#### WHAT YOU HAVE TO DO
The exercise asks for every line of the data to be reproduced exactly.

#### INFORMATION SHOWN
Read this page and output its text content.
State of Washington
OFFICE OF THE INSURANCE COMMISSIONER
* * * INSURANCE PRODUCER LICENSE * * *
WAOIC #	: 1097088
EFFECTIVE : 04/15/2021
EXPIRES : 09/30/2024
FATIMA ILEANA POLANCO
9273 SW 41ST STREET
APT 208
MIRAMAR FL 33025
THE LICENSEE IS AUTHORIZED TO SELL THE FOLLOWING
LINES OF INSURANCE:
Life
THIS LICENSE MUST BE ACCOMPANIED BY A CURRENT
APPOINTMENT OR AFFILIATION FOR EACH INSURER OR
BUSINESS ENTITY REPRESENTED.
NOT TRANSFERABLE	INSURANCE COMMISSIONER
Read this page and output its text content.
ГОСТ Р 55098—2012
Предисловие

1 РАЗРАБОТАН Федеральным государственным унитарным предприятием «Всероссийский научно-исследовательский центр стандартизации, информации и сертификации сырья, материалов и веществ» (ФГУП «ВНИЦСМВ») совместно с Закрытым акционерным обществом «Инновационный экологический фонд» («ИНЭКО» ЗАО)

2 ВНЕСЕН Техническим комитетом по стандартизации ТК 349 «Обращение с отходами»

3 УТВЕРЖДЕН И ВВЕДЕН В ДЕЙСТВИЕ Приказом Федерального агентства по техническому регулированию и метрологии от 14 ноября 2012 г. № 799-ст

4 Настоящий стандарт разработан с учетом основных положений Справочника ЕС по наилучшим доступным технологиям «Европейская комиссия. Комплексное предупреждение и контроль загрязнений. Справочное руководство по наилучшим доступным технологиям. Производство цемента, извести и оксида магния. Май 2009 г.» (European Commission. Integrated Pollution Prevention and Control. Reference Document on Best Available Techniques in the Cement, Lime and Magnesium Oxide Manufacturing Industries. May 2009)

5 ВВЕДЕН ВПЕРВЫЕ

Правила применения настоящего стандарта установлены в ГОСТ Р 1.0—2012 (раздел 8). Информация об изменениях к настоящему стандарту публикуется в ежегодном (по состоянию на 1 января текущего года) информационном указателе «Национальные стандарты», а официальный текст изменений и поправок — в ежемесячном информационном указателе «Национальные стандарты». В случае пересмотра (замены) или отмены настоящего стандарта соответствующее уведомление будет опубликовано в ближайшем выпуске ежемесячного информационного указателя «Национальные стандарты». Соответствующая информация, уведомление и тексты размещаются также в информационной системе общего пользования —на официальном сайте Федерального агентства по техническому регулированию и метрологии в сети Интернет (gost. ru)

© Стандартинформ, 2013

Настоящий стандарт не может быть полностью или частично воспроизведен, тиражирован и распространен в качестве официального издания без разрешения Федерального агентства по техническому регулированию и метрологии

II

#### TASK OUTPUT
Read this page and output its text content.
State of Washington
OFFICE OF THE INSURANCE COMMISSIONER
* * * INSURANCE PRODUCER LICENSE * * *
WAOIC #	: 1097088
EFFECTIVE : 04/15/2021
EXPIRES : 09/30/2024
FATIMA ILEANA POLANCO
9273 SW 41ST STREET
APT 208
MIRAMAR FL 33025
THE LICENSEE IS AUTHORIZED TO SELL THE FOLLOWING
LINES OF INSURANCE:
Life
THIS LICENSE MUST BE ACCOMPANIED BY A CURRENT
APPOINTMENT OR AFFILIATION FOR EACH INSURER OR
BUSINESS ENTITY REPRESENTED.
NOT TRANSFERABLE	INSURANCE COMMISSIONER
Read this page and output its text content.
ГОСТ Р 55098—2012
Предисловие

1 РАЗРАБОТАН Федеральным государственным унитарным предприятием «Всероссийский научно-исследовательский центр стандартизации, информации и сертификации сырья, материалов и веществ» (ФГУП «ВНИЦСМВ») совместно с Закрытым акционерным обществом «Инновационный экологический фонд» («ИНЭКО» ЗАО)

2 ВНЕСЕН Техническим комитетом по стандартизации ТК 349 «Обращение с отходами»

3 УТВЕРЖДЕН И ВВЕДЕН В ДЕЙСТВИЕ Приказом Федерального агентства по техническому регулированию и метрологии от 14 ноября 2012 г. № 799-ст

4 Настоящий стандарт разработан с учетом основных положений Справочника ЕС по наилучшим доступным технологиям «Европейская комиссия. Комплексное предупреждение и контроль загрязнений. Справочное руководство по наилучшим доступным технологиям. Производство цемента, извести и оксида магния. Май 2009 г.» (European Commission. Integrated Pollution Prevention and Control. Reference Document on Best Available Techniques in the Cement, Lime and Magnesium Oxide Manufacturing Industries. May 2009)

5 ВВЕДЕН ВПЕРВЫЕ

Правила применения настоящего стандарта установлены в ГОСТ Р 1.0—2012 (раздел 8). Информация об изменениях к настоящему стандарту публикуется в ежегодном (по состоянию на 1 января текущего года) информационном указателе «Национальные стандарты», а официальный текст изменений и поправок — в ежемесячном информационном указателе «Национальные стандарты». В случае пересмотра (замены) или отмены настоящего стандарта соответствующее уведомление будет опубликовано в ближайшем выпуске ежемесячного информационного указателя «Национальные стандарты». Соответствующая информация, уведомление и тексты размещаются также в информационной системе общего пользования —на официальном сайте Федерального агентства по техническому регулированию и метрологии в сети Интернет (gost. ru)

© Стандартинформ, 2013

Настоящий стандарт не может быть полностью или частично воспроизведен, тиражирован и распространен в качестве официального издания без разрешения Федерального агентства по техническому регулированию и метрологии

II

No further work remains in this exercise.